▸ Stated exercise: Copy every line from the records below that holds the word "влияние".

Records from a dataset
[START]
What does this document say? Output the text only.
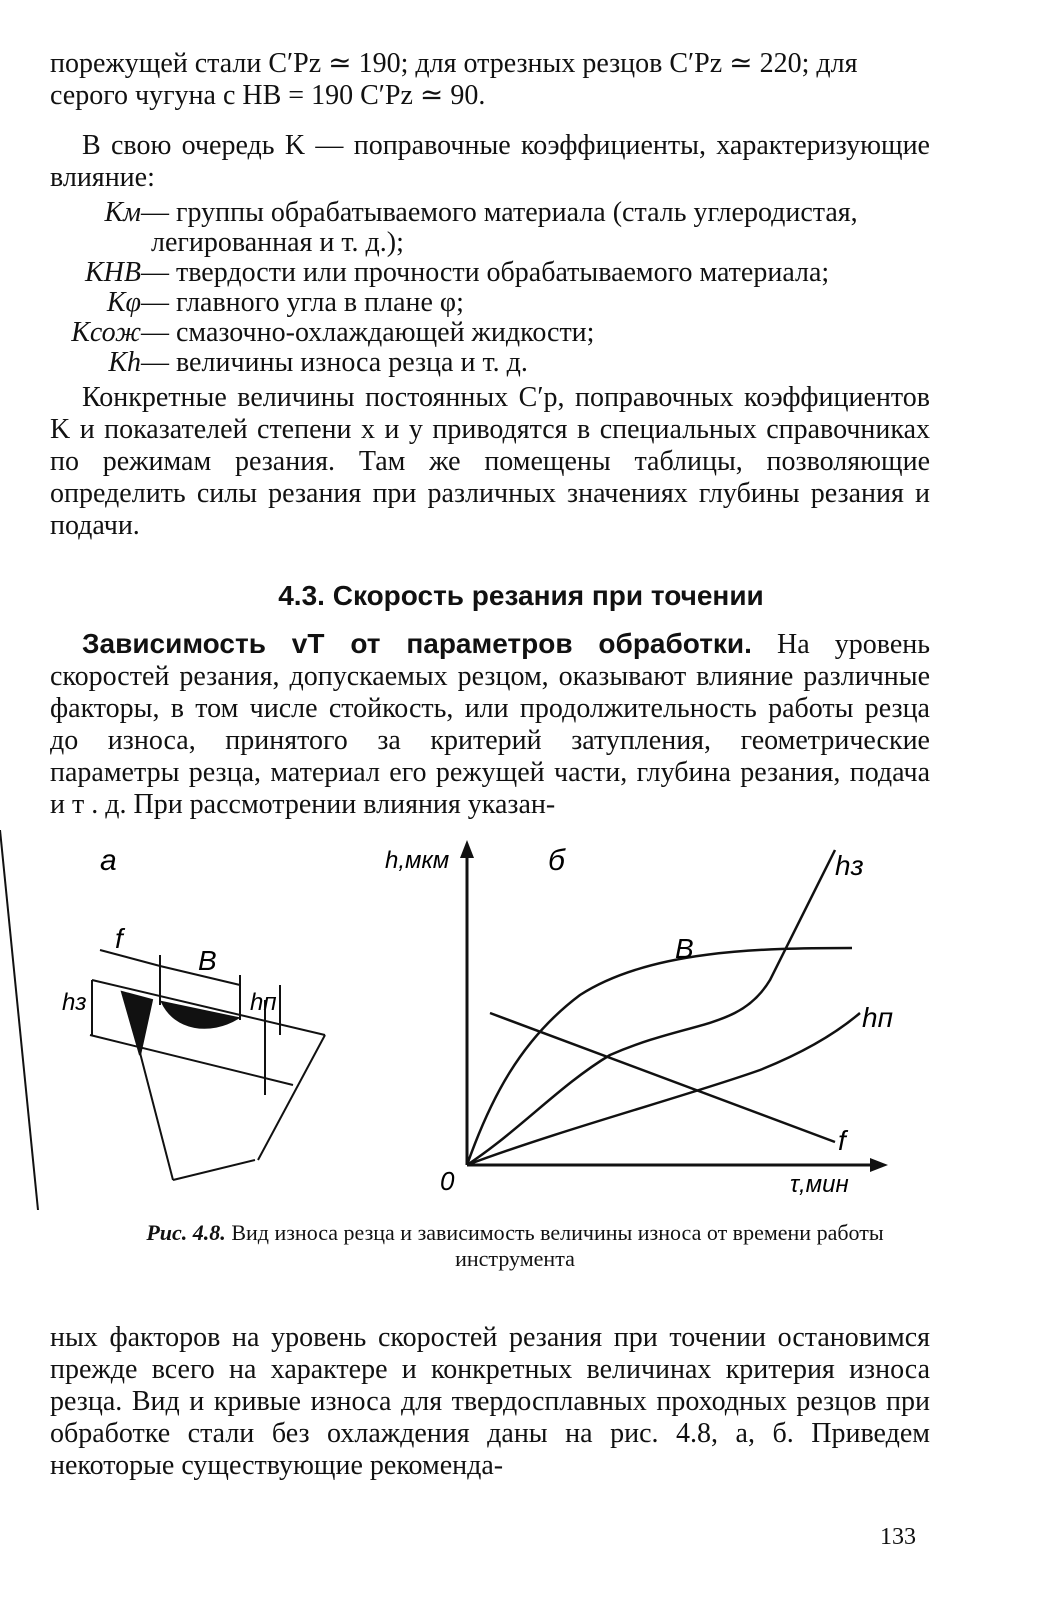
порежущей стали C′Pz ≃ 190; для отрезных резцов C′Pz ≃ 220; для
серого чугуна с HB = 190 C′Pz ≃ 90.
В свою очередь K — поправочные коэффициенты, характеризующие влияние:
Kм— группы обрабатываемого материала (сталь углеродистая,
легированная и т. д.);
KHB— твердости или прочности обрабатываемого материала;
Kφ— главного угла в плане φ;
Kсож— смазочно-охлаждающей жидкости;
Kh— величины износа резца и т. д.
Конкретные величины постоянных C′p, поправочных коэффициентов K и показателей степени x и y приводятся в специальных справочниках по режимам резания. Там же помещены таблицы, позволяющие определить силы резания при различных значениях глубины резания и подачи.
4.3. Скорость резания при точении
Зависимость vT от параметров обработки. На уровень скоростей резания, допускаемых резцом, оказывают влияние различные факторы, в том числе стойкость, или продолжительность работы резца до износа, принятого за критерий затупления, геометрические параметры резца, материал его режущей части, глубина резания, подача и т . д. При рассмотрении влияния указан-
а
f
B
hз	hп
б
h,мкм
τ,мин
0
hз
B
hп
f
Рис. 4.8. Вид износа резца и зависимость величины износа от времени работы инструмента
ных факторов на уровень скоростей резания при точении остановимся прежде всего на характере и конкретных величинах критерия износа резца. Вид и кривые износа для твердосплавных проходных резцов при обработке стали без охлаждения даны на рис. 4.8, а, б. Приведем некоторые существующие рекоменда-
133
[END]
▸ Right answer:
В свою очередь K — поправочные коэффициенты, характеризующие влияние:
Зависимость vT от параметров обработки. На уровень скоростей резания, допускаемых резцом, оказывают влияние различные факторы, в том числе стойкость, или продолжительность работы резца до износа, принятого за критерий затупления, геометрические параметры резца, материал его режущей части, глубина резания, подача и т . д. При рассмотрении влияния указан-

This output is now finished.